** start of Material for this exercise **
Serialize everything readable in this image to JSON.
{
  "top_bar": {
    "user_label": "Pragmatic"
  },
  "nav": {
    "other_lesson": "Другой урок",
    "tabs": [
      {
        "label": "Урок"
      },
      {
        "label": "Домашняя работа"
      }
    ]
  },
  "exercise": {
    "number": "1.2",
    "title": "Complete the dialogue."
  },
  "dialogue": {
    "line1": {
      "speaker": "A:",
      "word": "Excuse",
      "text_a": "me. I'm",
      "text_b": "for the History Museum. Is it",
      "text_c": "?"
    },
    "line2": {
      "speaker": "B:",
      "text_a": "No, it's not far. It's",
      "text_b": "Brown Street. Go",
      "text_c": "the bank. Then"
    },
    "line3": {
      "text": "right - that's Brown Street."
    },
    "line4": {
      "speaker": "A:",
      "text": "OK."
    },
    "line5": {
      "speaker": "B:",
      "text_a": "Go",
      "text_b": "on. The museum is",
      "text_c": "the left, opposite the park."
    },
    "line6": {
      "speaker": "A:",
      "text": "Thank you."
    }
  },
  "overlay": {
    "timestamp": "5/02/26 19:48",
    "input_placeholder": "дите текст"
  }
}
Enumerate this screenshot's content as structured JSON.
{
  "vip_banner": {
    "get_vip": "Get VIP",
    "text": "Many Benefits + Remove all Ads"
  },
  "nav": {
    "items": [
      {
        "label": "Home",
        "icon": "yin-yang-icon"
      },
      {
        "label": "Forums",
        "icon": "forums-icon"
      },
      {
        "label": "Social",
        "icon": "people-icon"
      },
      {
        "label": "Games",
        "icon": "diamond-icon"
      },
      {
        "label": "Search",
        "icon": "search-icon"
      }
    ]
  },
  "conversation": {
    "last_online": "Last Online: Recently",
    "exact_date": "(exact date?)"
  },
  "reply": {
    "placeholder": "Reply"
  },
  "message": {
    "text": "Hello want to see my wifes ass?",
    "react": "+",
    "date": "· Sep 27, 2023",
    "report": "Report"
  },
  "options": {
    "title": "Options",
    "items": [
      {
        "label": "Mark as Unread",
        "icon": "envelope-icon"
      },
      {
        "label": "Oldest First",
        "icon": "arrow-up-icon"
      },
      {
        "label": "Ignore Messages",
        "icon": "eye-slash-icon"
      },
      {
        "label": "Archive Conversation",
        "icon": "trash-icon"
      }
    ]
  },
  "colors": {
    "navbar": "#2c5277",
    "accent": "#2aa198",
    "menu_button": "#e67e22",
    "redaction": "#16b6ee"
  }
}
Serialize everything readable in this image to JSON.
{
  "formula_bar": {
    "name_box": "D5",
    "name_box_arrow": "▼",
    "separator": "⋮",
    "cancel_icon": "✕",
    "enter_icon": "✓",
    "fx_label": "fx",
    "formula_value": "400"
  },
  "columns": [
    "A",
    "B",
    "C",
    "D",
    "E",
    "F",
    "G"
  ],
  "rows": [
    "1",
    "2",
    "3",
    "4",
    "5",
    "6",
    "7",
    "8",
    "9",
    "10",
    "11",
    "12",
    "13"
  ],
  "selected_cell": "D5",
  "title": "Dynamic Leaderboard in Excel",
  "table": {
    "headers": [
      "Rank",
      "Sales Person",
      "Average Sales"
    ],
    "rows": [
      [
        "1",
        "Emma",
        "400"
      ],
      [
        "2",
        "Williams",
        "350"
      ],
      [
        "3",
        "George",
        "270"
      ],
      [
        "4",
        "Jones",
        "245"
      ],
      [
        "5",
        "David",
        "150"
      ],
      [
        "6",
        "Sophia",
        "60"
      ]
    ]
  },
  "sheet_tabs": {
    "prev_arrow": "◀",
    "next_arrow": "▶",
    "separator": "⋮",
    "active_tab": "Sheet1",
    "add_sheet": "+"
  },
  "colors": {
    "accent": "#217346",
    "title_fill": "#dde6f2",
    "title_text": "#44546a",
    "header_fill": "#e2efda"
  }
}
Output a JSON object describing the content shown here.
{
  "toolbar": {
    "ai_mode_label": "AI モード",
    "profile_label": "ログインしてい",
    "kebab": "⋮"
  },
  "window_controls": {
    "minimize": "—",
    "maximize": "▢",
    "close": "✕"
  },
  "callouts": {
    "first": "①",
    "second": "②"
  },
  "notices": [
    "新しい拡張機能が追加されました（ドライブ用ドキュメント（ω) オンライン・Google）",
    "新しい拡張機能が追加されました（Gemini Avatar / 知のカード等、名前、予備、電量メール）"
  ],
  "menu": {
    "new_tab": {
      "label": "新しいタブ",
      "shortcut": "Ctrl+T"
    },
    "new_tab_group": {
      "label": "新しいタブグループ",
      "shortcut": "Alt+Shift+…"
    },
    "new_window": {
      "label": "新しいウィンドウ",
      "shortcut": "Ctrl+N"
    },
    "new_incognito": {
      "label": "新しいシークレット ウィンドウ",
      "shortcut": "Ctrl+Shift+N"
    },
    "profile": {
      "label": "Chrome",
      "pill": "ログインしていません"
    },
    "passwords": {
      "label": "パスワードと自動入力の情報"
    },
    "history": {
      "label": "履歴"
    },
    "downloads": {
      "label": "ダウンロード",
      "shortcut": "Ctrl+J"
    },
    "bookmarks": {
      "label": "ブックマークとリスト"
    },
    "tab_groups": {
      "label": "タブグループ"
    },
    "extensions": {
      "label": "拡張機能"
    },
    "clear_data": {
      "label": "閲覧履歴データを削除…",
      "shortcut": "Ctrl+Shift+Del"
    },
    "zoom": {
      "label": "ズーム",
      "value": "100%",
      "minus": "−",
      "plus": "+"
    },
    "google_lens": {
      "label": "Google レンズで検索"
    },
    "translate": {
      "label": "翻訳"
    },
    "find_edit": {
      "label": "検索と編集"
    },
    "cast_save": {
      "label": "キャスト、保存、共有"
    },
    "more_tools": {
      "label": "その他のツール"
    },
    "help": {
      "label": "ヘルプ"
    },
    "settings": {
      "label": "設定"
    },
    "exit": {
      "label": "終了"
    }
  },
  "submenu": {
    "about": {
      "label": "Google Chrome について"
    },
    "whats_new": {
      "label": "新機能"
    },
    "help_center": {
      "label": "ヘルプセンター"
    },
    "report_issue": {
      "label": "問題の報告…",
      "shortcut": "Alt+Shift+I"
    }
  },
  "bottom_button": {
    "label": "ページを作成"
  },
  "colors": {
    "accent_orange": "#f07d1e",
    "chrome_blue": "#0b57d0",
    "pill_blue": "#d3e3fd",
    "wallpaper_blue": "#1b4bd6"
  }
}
** end of Material for this exercise **
** start of Material for this exercise **
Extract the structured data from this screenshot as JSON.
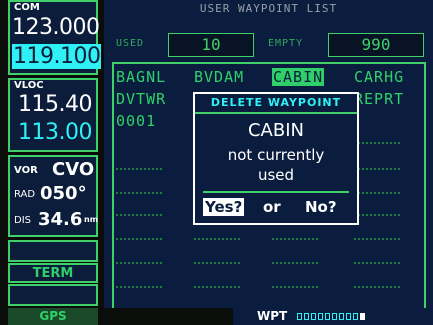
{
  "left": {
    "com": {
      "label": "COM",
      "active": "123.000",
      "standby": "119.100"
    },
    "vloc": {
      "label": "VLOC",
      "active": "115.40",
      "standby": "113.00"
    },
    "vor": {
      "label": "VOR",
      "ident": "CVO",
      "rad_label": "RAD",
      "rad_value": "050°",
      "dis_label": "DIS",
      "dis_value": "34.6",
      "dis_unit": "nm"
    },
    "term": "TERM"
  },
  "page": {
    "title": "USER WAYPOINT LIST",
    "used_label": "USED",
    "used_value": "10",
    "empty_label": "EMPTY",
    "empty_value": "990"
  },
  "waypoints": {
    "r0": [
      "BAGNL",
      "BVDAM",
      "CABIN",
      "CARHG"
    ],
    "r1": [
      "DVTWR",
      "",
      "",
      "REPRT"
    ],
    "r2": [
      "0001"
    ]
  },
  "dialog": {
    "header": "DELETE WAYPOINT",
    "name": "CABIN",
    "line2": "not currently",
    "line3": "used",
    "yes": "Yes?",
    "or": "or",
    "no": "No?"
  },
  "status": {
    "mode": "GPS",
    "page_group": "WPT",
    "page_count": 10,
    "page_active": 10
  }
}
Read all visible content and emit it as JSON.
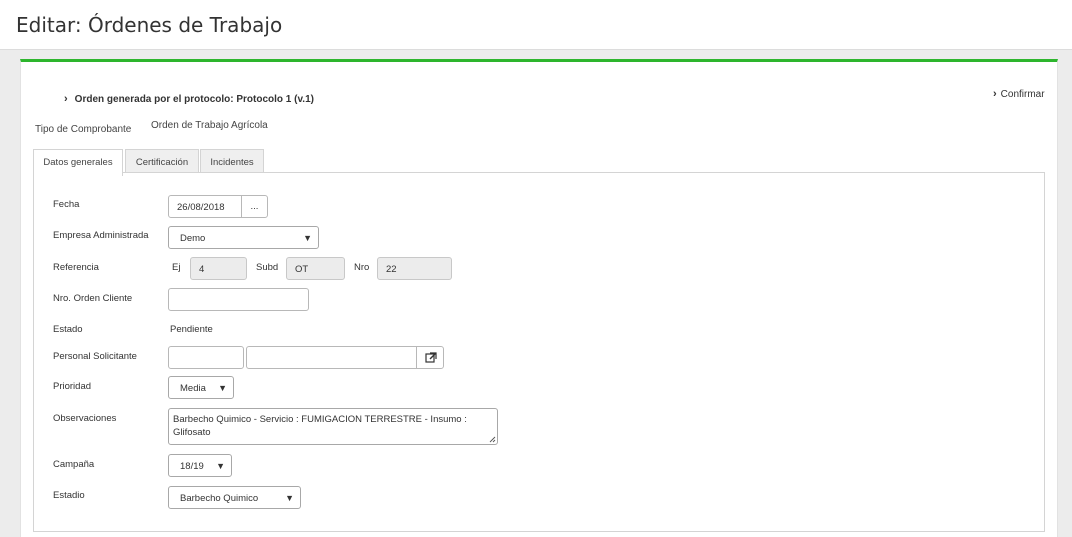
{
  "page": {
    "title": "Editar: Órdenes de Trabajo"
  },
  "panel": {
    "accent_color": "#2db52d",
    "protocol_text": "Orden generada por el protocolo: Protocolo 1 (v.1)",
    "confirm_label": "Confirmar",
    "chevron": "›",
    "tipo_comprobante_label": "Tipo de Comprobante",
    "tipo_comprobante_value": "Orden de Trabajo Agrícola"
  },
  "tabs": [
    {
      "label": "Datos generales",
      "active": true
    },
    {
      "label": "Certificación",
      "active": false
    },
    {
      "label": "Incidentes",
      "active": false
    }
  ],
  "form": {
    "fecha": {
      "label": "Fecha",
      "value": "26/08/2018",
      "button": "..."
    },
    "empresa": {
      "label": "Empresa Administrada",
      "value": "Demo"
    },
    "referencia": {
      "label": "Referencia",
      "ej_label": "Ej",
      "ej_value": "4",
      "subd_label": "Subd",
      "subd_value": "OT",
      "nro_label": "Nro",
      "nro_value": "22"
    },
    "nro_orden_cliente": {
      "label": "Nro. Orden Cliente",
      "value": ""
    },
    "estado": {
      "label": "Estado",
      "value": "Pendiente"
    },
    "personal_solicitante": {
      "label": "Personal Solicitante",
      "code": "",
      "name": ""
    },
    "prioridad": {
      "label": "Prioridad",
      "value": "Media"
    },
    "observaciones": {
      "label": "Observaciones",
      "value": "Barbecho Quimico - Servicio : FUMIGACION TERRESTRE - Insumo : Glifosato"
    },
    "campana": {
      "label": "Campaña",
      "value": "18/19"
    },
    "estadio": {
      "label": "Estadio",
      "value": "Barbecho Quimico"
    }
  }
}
** end of Material for this exercise **
** start of Material for this exercise **
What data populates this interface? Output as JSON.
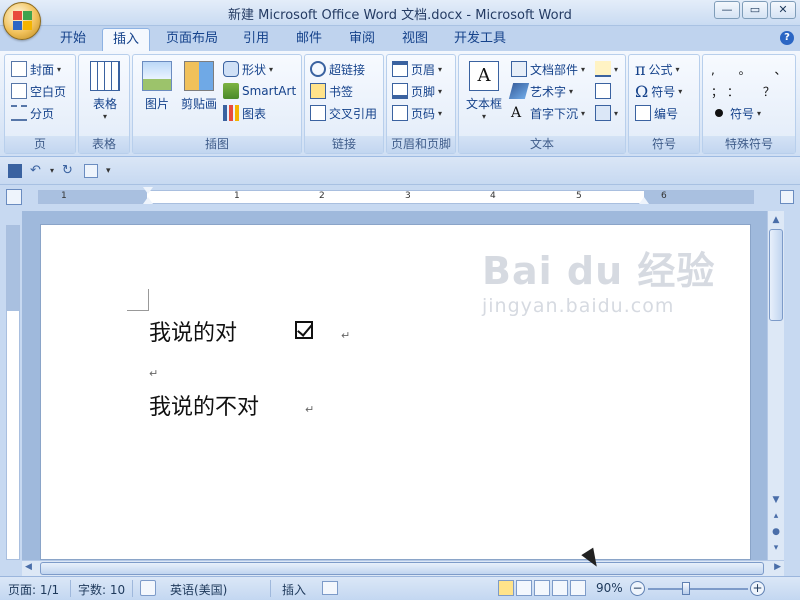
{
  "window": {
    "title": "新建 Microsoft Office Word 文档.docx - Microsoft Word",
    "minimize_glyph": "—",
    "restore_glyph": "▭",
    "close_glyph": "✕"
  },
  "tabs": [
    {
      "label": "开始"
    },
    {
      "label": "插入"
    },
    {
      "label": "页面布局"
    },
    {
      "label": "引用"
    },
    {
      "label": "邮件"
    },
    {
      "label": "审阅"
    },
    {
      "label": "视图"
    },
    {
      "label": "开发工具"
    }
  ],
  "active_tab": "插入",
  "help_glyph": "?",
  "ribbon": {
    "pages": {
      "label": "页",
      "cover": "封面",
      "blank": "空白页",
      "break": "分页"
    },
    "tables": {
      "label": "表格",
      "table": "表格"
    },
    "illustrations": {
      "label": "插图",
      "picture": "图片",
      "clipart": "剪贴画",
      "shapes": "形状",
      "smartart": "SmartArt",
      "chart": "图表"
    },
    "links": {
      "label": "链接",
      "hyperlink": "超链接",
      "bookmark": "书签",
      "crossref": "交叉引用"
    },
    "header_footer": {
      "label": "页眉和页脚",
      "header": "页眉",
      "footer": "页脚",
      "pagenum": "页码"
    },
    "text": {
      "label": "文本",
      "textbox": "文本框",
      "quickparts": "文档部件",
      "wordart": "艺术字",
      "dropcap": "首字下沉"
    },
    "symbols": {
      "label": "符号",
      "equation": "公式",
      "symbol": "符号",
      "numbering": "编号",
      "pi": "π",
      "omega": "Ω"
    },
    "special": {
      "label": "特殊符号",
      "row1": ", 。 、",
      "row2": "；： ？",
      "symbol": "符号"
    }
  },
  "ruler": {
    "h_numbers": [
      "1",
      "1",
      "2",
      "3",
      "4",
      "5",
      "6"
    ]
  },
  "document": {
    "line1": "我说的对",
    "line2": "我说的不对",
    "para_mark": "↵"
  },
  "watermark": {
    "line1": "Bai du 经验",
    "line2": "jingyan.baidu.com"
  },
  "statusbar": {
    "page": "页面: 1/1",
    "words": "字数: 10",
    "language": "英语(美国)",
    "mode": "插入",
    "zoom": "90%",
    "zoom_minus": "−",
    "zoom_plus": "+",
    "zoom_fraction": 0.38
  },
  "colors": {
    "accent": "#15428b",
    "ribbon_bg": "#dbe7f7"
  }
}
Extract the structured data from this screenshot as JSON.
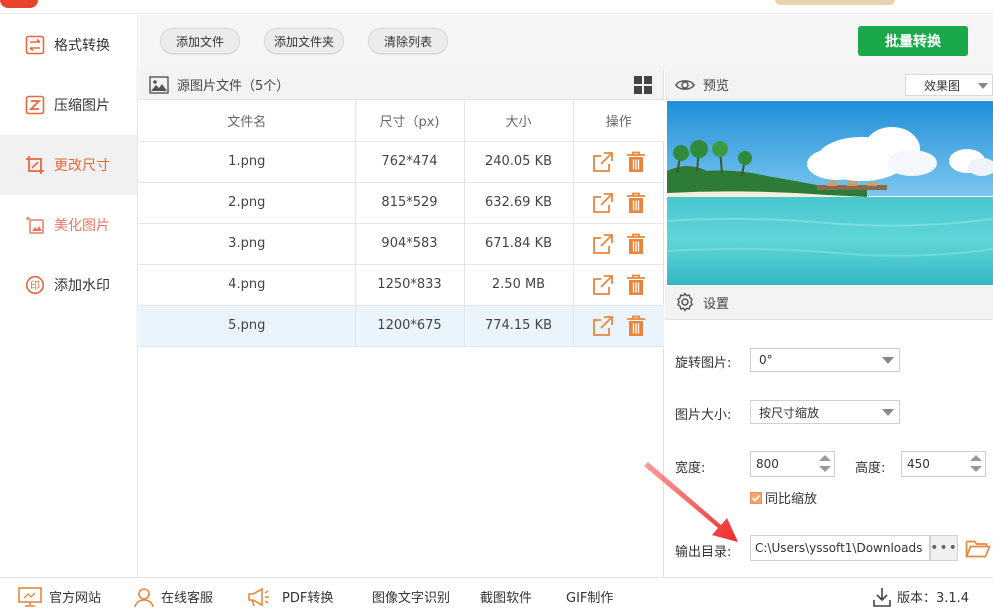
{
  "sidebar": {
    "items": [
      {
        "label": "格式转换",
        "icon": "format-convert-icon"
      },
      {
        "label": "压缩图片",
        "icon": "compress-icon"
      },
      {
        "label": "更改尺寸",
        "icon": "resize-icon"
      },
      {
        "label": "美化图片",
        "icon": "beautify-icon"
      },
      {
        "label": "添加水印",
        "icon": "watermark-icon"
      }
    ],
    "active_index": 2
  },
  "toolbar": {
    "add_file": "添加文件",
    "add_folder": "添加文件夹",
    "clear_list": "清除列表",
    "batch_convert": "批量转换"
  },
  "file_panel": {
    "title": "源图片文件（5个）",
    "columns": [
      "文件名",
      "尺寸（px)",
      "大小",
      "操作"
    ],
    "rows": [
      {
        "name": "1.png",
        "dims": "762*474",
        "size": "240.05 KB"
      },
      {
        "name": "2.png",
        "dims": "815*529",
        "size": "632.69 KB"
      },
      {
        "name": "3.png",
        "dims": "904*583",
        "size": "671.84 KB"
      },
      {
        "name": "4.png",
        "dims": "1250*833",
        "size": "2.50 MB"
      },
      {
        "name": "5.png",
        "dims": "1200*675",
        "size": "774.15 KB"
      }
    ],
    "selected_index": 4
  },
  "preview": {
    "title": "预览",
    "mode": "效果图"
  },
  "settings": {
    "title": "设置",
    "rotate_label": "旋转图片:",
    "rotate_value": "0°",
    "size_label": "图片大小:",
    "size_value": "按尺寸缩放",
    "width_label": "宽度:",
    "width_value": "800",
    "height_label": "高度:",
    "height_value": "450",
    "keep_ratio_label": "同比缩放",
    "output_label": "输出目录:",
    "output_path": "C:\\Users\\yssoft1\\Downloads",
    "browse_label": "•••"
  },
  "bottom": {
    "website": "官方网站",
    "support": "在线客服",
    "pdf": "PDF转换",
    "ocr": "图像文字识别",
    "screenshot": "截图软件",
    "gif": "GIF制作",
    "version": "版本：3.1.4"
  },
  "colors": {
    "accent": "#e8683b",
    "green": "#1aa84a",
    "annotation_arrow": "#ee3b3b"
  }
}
** end of Material for this exercise **
## Job
Search the records for the string "Brown" and return every line in which it occurs.

## Right answer
      "text_b": "Brown Street. Go",
      "text": "right - that's Brown Street."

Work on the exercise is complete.